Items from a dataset
<<<<

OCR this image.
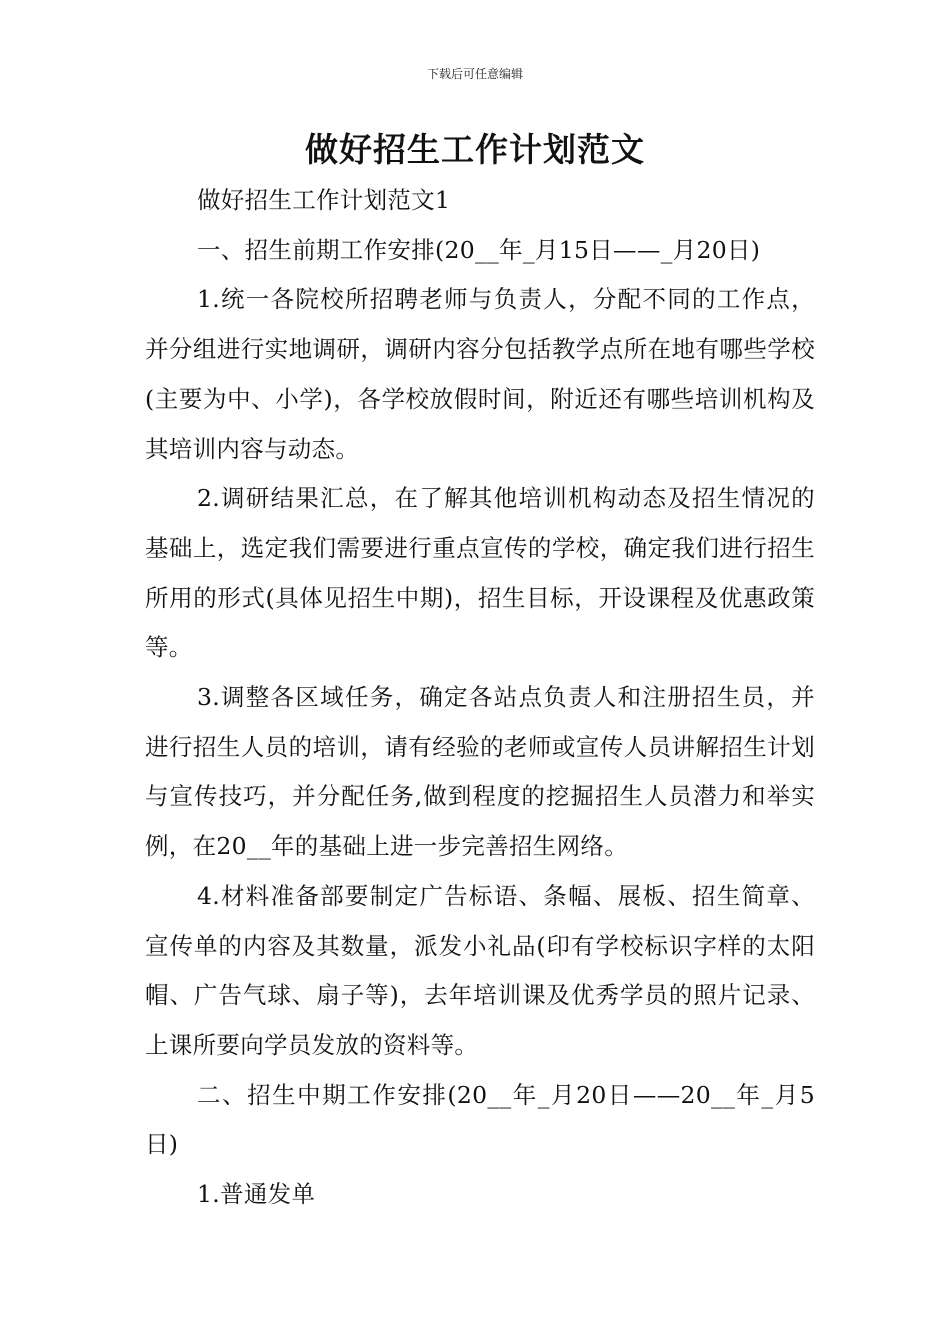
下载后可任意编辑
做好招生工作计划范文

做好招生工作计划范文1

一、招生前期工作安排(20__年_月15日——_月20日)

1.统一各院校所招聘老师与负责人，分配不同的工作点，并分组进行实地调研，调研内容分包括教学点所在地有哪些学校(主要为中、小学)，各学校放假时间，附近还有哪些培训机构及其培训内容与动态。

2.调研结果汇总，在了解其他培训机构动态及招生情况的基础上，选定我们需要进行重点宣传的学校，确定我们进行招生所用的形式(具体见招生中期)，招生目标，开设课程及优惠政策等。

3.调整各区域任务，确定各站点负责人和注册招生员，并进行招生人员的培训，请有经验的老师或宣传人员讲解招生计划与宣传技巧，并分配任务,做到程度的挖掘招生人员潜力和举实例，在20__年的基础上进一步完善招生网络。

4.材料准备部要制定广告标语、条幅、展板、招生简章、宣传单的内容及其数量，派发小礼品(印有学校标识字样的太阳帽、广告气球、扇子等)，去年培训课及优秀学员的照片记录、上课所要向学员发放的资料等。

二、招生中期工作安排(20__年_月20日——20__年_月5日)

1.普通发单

>>>>
<<<<

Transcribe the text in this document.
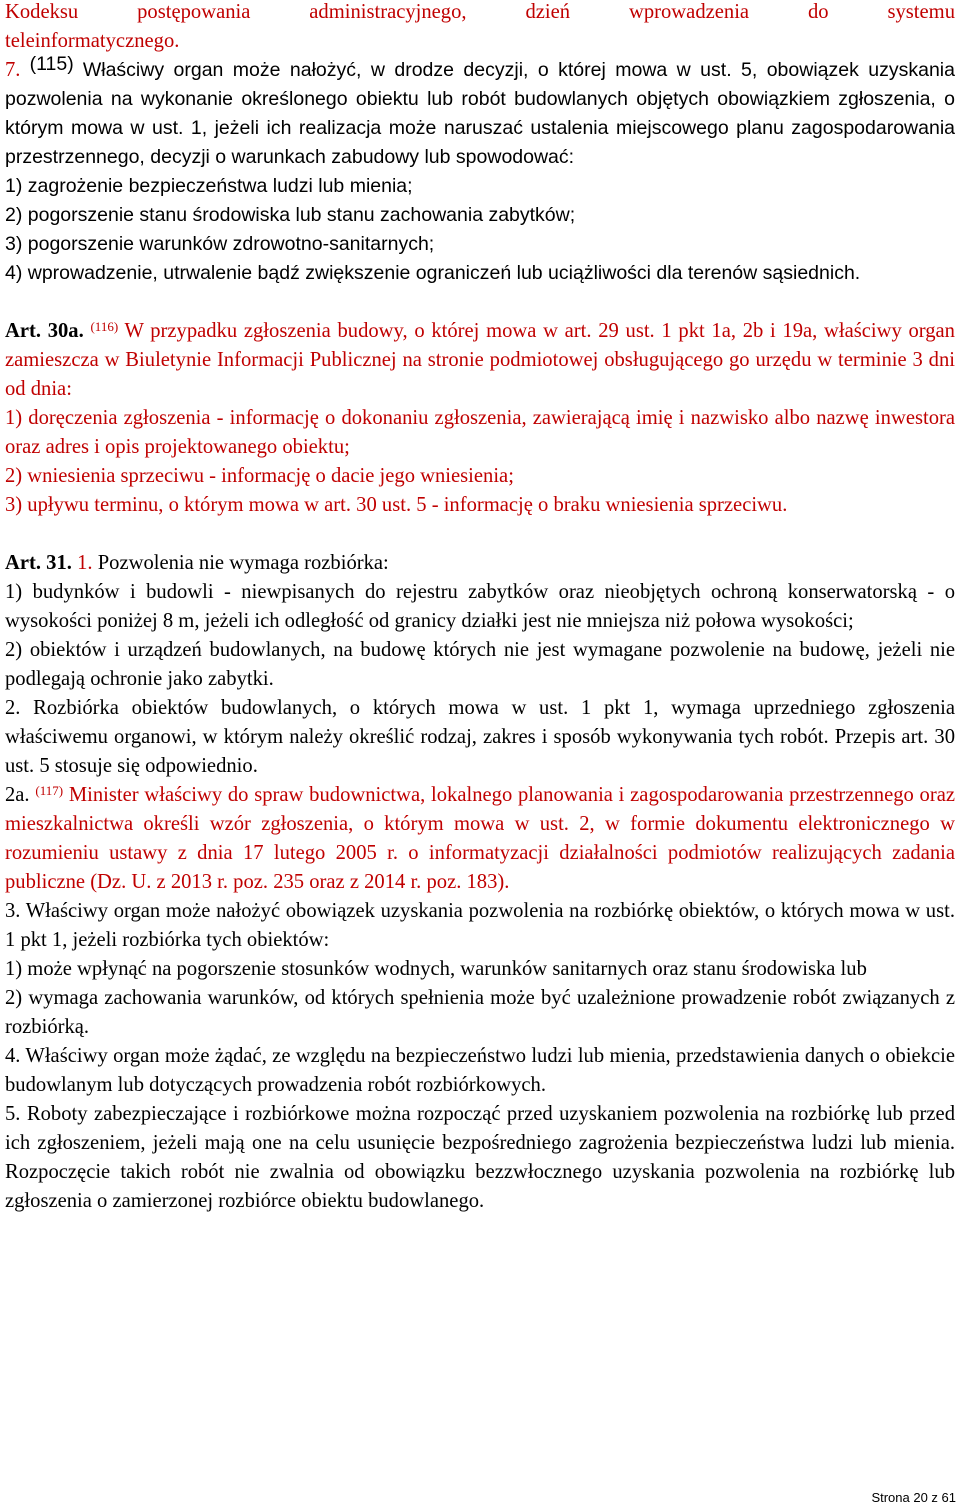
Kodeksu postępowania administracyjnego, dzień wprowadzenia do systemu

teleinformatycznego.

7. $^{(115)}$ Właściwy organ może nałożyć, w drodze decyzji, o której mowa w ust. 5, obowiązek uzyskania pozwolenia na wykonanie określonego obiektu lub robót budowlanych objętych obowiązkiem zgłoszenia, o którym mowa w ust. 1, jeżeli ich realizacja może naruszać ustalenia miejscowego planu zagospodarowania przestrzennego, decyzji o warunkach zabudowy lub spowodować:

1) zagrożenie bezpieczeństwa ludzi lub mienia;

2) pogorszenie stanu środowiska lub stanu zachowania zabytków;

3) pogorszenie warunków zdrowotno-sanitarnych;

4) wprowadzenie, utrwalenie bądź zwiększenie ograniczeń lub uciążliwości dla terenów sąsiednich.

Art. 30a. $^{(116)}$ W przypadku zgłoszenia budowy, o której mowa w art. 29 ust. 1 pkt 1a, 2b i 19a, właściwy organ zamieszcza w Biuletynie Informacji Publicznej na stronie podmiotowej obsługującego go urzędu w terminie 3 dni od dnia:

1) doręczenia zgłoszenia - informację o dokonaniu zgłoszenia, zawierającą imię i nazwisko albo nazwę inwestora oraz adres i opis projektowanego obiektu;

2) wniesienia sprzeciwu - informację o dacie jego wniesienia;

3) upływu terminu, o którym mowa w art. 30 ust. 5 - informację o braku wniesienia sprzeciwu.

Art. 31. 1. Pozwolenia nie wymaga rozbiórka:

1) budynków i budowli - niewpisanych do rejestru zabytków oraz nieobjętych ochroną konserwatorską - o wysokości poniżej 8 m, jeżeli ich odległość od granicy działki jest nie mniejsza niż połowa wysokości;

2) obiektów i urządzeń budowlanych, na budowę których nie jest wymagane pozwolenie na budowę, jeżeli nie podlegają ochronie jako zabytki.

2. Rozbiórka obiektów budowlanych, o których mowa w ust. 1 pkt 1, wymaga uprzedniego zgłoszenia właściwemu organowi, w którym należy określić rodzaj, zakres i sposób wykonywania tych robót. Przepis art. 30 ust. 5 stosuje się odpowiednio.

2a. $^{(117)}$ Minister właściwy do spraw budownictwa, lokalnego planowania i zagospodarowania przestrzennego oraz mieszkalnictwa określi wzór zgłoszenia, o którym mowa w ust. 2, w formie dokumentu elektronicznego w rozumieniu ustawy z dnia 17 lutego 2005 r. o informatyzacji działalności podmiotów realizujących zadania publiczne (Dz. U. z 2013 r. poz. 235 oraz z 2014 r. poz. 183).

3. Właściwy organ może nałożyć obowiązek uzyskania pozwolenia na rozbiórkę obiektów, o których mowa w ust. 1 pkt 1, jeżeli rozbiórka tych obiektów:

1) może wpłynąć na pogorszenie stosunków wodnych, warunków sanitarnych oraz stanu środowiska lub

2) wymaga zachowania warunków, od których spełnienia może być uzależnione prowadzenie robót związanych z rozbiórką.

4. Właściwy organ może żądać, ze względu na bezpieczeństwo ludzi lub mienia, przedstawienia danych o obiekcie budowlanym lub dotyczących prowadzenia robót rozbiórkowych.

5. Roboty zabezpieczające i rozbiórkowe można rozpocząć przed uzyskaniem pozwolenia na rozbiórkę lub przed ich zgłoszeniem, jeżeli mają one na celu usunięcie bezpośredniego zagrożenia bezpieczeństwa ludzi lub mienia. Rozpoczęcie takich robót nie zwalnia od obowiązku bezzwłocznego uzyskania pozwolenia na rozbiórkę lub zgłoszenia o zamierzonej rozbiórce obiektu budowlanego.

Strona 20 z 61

>>>>

» **What you have to do**
Of the lines in the material, how many contain the word "stanu"? Reply with the number and nothing else.

» **The answer**
2